═══ Data supplied

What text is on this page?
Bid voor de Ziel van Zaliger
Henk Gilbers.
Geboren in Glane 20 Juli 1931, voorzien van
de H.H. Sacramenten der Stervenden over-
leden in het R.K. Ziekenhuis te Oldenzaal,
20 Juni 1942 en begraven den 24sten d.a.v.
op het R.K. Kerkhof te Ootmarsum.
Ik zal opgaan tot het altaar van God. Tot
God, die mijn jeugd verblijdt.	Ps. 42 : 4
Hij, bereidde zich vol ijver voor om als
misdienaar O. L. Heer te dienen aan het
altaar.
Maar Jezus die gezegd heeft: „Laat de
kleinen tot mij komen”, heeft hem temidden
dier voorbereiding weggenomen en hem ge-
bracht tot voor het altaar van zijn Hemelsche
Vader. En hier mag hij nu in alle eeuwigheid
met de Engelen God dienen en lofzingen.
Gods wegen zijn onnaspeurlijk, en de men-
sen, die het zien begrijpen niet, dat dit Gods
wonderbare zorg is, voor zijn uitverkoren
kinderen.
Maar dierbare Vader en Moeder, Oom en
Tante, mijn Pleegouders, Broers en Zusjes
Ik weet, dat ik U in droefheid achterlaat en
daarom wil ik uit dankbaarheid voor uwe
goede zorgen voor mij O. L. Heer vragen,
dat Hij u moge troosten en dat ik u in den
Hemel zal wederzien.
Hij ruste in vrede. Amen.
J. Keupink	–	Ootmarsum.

══════

**Work to be completed**.
Count up the lines in the entries that hold "Heer", and respond with that count and no other text.

**Response to this task**.
2